Consigne donnée:
Modifiez l'article sur le racisme à l'embauche en reprenant le passage qui va de « NOUVELOBS.COM | 14.03.2007 » jusqu'à « Paris et Strasbourg. » inclus, où « BIT » doit être remplacé par « OIT ».

Extrait du document:
□ □ □ □

NOUVELOBS.COM | 14.03.2007 | 14:15
Le ministère de l'Emploi affirme être "pleinement conscient des problèmes" après la publication par le BIT d'un rapport dénonçant l'attitude discriminatoire des employeurs français.
Le
gouvernement est "pleinement conscient des problèmes et des efforts qui
doivent être accomplis", a indiqué, mercredi 14 mars, le ministère de l'emploi, après la publication d'une nouvelle enquête, réalisée par le
Bureau international du travail pointant le racisme à l'embauche en
France.
Près de quatre fois sur cinq, un employeur français préfère embaucher
un candidat "d'origine hexagonale ancienne" plutôt que son collègue
d'origine maghrébine ou noire africaine, indique un rapport du BIT,
basé sur un testing géant de plus de 2.000 entreprises réalisé fin
2005-début 2006 à Lille, Lyon, Marseille, Nantes, Paris et Strasbourg.
"Le gouvernement, pleinement conscient des problèmes existants et des
efforts qui doivent être accomplis, a mis en place dès 2003 les
instruments législatifs et opérationnels pour lutter contre les
discriminations", a indiqué le ministère de l'Emploi, rappelant
notamment la création de la Haute autorité de lutte contre les
discriminations (Halde).
Regrets de SOS Racisme
Sa publication a provoqué des commentaires mitigés de SOS Racisme. Son
vice-président, Samuel Thomas, a regretté au micro de France Info "de
n'utiliser la méthode du testing qu'à la moitié de son intérêt".
"Recueillir ces preuves-là simplement pour une mesure statistique,
c'est un peu du gaspillage", a-t-il estimé. Selon lui en effet, "la
méthode du testing, a aussi l'intérêt de recueillir des preuves pour
faire sanctionner les auteurs de la discrimination". "Un testing, ça
doit être fait pour faire un procès", comme l'a fait à plusieurs
reprises avec succès l'association de lutte contre le racisme, a
poursuivi le vice-président de SOS Racisme.

□ □ □ □

Éléments enregistrés du jeu de données:

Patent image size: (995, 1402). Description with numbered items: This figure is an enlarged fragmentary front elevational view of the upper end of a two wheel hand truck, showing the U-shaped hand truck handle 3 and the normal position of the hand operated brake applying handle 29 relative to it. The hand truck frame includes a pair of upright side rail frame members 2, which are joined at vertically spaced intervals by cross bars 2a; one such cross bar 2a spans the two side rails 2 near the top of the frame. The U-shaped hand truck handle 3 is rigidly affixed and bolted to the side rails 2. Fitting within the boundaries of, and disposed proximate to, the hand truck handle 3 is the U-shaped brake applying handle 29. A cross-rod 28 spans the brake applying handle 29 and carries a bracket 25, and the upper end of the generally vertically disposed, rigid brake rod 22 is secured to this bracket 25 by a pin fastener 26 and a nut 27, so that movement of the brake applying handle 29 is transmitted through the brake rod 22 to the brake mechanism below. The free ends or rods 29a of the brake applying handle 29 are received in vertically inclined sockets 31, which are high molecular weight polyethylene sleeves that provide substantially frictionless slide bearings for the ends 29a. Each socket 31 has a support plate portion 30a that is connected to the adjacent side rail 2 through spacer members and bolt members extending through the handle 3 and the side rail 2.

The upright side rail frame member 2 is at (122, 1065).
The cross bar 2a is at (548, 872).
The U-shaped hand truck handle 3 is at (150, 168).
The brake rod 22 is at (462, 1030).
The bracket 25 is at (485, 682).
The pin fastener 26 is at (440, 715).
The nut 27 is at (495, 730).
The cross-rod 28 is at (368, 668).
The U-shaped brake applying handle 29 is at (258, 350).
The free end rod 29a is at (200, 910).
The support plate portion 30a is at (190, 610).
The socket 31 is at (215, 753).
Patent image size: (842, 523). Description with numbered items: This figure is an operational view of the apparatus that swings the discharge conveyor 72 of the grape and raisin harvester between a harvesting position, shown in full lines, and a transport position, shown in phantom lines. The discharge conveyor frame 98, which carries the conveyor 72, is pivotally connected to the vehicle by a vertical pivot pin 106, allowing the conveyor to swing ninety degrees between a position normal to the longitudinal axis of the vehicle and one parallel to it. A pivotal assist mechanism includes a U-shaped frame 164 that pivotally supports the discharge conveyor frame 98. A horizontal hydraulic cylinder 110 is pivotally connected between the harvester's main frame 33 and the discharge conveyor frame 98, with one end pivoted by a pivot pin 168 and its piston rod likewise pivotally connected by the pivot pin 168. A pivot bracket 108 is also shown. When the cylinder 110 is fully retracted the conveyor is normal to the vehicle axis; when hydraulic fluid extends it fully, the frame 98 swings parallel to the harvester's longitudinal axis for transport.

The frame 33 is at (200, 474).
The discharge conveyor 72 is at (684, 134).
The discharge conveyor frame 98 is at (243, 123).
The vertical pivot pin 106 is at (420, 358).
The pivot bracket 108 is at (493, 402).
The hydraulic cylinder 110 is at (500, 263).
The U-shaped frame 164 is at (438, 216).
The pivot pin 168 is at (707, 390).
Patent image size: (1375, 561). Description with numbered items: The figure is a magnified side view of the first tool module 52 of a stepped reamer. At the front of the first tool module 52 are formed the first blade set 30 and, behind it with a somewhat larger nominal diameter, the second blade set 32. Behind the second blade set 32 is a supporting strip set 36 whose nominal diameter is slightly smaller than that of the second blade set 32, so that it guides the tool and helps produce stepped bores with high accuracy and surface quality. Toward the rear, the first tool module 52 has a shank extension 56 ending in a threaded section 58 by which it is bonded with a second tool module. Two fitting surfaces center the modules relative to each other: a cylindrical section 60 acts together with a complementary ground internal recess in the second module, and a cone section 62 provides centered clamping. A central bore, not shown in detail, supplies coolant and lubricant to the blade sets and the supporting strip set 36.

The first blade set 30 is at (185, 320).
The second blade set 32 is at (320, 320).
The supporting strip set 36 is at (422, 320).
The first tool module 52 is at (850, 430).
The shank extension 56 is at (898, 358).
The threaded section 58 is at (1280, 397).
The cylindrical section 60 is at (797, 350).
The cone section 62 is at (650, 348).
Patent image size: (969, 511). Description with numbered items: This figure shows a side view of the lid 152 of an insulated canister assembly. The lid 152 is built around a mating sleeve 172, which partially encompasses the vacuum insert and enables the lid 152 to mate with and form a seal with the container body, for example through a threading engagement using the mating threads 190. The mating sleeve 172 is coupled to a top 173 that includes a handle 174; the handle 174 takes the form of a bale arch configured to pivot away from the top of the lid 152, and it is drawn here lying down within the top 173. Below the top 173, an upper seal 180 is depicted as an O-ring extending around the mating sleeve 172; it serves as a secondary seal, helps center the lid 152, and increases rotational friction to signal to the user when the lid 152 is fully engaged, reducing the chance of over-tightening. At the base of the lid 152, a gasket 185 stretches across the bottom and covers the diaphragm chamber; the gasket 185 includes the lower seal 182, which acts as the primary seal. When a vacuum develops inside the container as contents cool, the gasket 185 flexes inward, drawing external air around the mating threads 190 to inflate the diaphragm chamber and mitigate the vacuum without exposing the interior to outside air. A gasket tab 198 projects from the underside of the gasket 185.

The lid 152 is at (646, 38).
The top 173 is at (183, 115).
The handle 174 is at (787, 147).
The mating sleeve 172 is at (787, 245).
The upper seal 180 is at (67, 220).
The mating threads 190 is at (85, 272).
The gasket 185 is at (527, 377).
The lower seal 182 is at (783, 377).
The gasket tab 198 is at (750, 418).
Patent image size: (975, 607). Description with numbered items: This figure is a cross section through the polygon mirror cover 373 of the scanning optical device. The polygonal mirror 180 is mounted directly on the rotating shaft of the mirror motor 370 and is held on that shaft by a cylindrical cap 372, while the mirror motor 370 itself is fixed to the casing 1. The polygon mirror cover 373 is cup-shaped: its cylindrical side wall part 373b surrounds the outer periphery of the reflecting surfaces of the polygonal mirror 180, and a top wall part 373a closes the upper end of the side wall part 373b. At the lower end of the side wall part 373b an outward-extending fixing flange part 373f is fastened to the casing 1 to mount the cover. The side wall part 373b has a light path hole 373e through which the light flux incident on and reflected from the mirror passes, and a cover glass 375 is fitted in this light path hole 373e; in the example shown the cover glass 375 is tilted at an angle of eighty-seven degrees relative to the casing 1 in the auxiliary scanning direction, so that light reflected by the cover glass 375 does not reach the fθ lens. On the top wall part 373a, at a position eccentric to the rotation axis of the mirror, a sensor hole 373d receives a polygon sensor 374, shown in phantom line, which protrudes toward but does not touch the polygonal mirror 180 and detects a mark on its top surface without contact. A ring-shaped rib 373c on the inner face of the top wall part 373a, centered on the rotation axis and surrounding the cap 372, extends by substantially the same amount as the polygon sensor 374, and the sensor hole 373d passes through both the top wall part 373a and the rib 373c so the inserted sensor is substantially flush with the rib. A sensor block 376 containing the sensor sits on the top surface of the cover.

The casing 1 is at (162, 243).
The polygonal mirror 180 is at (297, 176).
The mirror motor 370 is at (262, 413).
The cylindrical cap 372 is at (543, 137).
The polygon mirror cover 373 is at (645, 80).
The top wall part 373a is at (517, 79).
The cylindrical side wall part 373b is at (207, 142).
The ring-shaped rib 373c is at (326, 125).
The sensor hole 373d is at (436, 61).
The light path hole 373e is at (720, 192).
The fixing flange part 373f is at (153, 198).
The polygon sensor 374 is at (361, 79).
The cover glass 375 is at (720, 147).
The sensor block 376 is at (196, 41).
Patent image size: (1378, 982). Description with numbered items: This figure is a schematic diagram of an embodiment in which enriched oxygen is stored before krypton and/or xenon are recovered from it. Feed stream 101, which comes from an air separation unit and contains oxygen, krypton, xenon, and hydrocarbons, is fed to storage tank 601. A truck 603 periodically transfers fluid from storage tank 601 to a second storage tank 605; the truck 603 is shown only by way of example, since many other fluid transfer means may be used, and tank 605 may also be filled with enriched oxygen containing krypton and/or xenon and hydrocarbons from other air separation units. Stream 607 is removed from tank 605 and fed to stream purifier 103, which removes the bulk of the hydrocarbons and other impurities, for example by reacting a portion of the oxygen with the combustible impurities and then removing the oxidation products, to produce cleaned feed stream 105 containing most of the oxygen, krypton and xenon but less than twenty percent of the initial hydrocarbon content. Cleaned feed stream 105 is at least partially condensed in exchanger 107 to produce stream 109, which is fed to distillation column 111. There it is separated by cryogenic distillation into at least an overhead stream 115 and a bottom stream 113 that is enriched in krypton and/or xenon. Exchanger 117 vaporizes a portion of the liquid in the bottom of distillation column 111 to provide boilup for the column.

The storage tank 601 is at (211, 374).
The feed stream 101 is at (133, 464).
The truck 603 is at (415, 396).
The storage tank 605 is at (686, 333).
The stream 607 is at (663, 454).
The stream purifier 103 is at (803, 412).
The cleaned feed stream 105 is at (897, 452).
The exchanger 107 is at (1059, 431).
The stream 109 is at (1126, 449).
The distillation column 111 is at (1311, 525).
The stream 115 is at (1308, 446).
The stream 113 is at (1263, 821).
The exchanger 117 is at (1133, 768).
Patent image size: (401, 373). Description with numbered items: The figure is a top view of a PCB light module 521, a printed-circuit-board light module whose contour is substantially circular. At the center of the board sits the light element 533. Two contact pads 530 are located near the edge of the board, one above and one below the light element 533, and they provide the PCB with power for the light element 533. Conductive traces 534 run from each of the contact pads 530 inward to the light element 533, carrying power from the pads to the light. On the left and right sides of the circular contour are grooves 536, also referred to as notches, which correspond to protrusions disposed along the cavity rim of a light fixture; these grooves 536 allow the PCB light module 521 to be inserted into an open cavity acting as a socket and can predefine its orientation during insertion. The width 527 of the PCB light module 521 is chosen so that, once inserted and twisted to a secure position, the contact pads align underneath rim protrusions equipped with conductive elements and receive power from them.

□ □ □ □

Réponse ci-dessous:
NOUVELOBS.COM | 14.03.2007 | 14:15
Le ministère de l'Emploi affirme être "pleinement conscient des problèmes" après la publication par le OIT d'un rapport dénonçant l'attitude discriminatoire des employeurs français.
Le
gouvernement est "pleinement conscient des problèmes et des efforts qui
doivent être accomplis", a indiqué, mercredi 14 mars, le ministère de l'emploi, après la publication d'une nouvelle enquête, réalisée par le
Bureau international du travail pointant le racisme à l'embauche en
France.
Près de quatre fois sur cinq, un employeur français préfère embaucher
un candidat "d'origine hexagonale ancienne" plutôt que son collègue
d'origine maghrébine ou noire africaine, indique un rapport du OIT,
basé sur un testing géant de plus de 2.000 entreprises réalisé fin
2005-début 2006 à Lille, Lyon, Marseille, Nantes, Paris et Strasbourg.